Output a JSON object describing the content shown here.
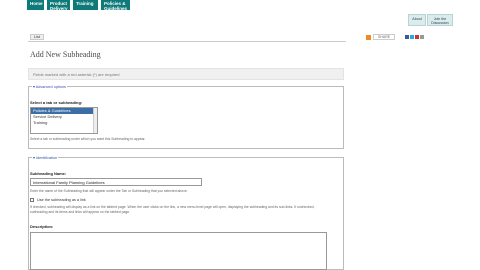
{
  "topnav": {
    "tabs": [
      "Home",
      "Product Delivery",
      "Training",
      "Policies & Guidelines"
    ]
  },
  "header": {
    "about_label": "About",
    "join_label": "Join the Discussion"
  },
  "share": {
    "share_label": "SHARE",
    "social_label": "♦ 8i ♦ ■"
  },
  "toolbar": {
    "list_label": "List"
  },
  "page": {
    "title": "Add New Subheading",
    "required_notice": "Fields marked with a red asterisk (*) are required"
  },
  "advanced": {
    "legend": "Advanced options",
    "select_label": "Select a tab or subheading:",
    "options": [
      "Policies & Guidelines",
      "Service Delivery",
      "Training"
    ],
    "selected": "Policies & Guidelines",
    "help": "Select a tab or subheading under which you want this Subheading to appear."
  },
  "identification": {
    "legend": "Identification",
    "name_label": "Subheading Name:",
    "name_value": "International Family Planning Guidelines",
    "name_help": "Enter the name of the Subheading that will appear under the Tab or Subheading that you selected above.",
    "checkbox_label": "Use the subheading as a link",
    "checkbox_help": "If checked, subheading will display as a link on the tabbed page. When the user clicks on the link, a new menu level page will open, displaying the subheading and its sub-links. If unchecked, subheading and its items and links will appear on the tabbed page.",
    "description_label": "Description:"
  }
}
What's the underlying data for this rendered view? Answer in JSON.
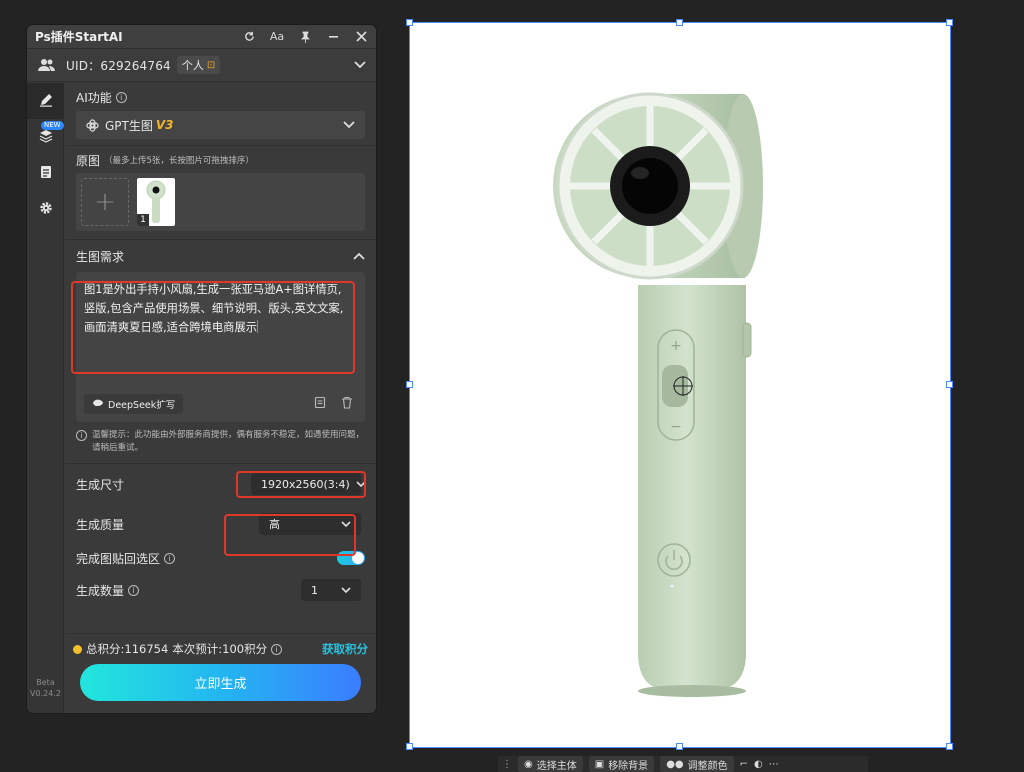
{
  "panel": {
    "title": "Ps插件StartAI",
    "uid_label": "UID：629264764",
    "account_type": "个人",
    "sidebar": {
      "new_tag": "NEW",
      "beta_label": "Beta",
      "version": "V0.24.2"
    },
    "ai_function": {
      "label": "AI功能",
      "model": "GPT生图",
      "model_version": "V3"
    },
    "source_images": {
      "label": "原图",
      "hint": "（最多上传5张，长按图片可拖拽排序）",
      "thumb_index": "1"
    },
    "prompt_section": {
      "label": "生图需求",
      "text": "图1是外出手持小风扇,生成一张亚马逊A+图详情页,竖版,包含产品使用场景、细节说明、版头,英文文案,画面清爽夏日感,适合跨境电商展示",
      "deepseek_button": "DeepSeek扩写"
    },
    "tip": "温馨提示：此功能由外部服务商提供，偶有服务不稳定，如遇使用问题，请稍后重试。",
    "size": {
      "label": "生成尺寸",
      "value": "1920x2560(3:4)"
    },
    "quality": {
      "label": "生成质量",
      "value": "高"
    },
    "paste_back": {
      "label": "完成图贴回选区",
      "enabled": true
    },
    "count": {
      "label": "生成数量",
      "value": "1"
    },
    "footer": {
      "total_points": "总积分:116754",
      "estimate": "本次预计:100积分",
      "get_points": "获取积分",
      "generate_button": "立即生成"
    }
  },
  "canvas_toolbar": {
    "select_subject": "选择主体",
    "remove_bg": "移除背景",
    "adjust_color": "调整颜色"
  },
  "colors": {
    "accent_cyan": "#27c3e0",
    "accent_blue": "#3a7dff",
    "highlight_red": "#e0372b",
    "points_yellow": "#f5c02a",
    "product_green": "#c9dcc2"
  }
}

##############################

» **Description of the task**:
Leave out the pictures and copy the rest of the material above exactly.

» **Solution for this task**:
Output a JSON object describing the content shown here.
{
  "topnav": {
    "tabs": [
      "Home",
      "Product Delivery",
      "Training",
      "Policies & Guidelines"
    ]
  },
  "header": {
    "about_label": "About",
    "join_label": "Join the Discussion"
  },
  "share": {
    "share_label": "SHARE",
    "social_label": "♦ 8i ♦ ■"
  },
  "toolbar": {
    "list_label": "List"
  },
  "page": {
    "title": "Add New Subheading",
    "required_notice": "Fields marked with a red asterisk (*) are required"
  },
  "advanced": {
    "legend": "Advanced options",
    "select_label": "Select a tab or subheading:",
    "options": [
      "Policies & Guidelines",
      "Service Delivery",
      "Training"
    ],
    "selected": "Policies & Guidelines",
    "help": "Select a tab or subheading under which you want this Subheading to appear."
  },
  "identification": {
    "legend": "Identification",
    "name_label": "Subheading Name:",
    "name_value": "International Family Planning Guidelines",
    "name_help": "Enter the name of the Subheading that will appear under the Tab or Subheading that you selected above.",
    "checkbox_label": "Use the subheading as a link",
    "checkbox_help": "If checked, subheading will display as a link on the tabbed page. When the user clicks on the link, a new menu level page will open, displaying the subheading and its sub-links. If unchecked, subheading and its items and links will appear on the tabbed page.",
    "description_label": "Description:"
  }
}
What's the underlying data for this rendered view? Answer in JSON.
{
  "panel": {
    "title": "Ps插件StartAI",
    "uid_label": "UID：629264764",
    "account_type": "个人",
    "sidebar": {
      "new_tag": "NEW",
      "beta_label": "Beta",
      "version": "V0.24.2"
    },
    "ai_function": {
      "label": "AI功能",
      "model": "GPT生图",
      "model_version": "V3"
    },
    "source_images": {
      "label": "原图",
      "hint": "（最多上传5张，长按图片可拖拽排序）",
      "thumb_index": "1"
    },
    "prompt_section": {
      "label": "生图需求",
      "text": "图1是外出手持小风扇,生成一张亚马逊A+图详情页,竖版,包含产品使用场景、细节说明、版头,英文文案,画面清爽夏日感,适合跨境电商展示",
      "deepseek_button": "DeepSeek扩写"
    },
    "tip": "温馨提示：此功能由外部服务商提供，偶有服务不稳定，如遇使用问题，请稍后重试。",
    "size": {
      "label": "生成尺寸",
      "value": "1920x2560(3:4)"
    },
    "quality": {
      "label": "生成质量",
      "value": "高"
    },
    "paste_back": {
      "label": "完成图贴回选区",
      "enabled": true
    },
    "count": {
      "label": "生成数量",
      "value": "1"
    },
    "footer": {
      "total_points": "总积分:116754",
      "estimate": "本次预计:100积分",
      "get_points": "获取积分",
      "generate_button": "立即生成"
    }
  },
  "canvas_toolbar": {
    "select_subject": "选择主体",
    "remove_bg": "移除背景",
    "adjust_color": "调整颜色"
  },
  "colors": {
    "accent_cyan": "#27c3e0",
    "accent_blue": "#3a7dff",
    "highlight_red": "#e0372b",
    "points_yellow": "#f5c02a",
    "product_green": "#c9dcc2"
  }
}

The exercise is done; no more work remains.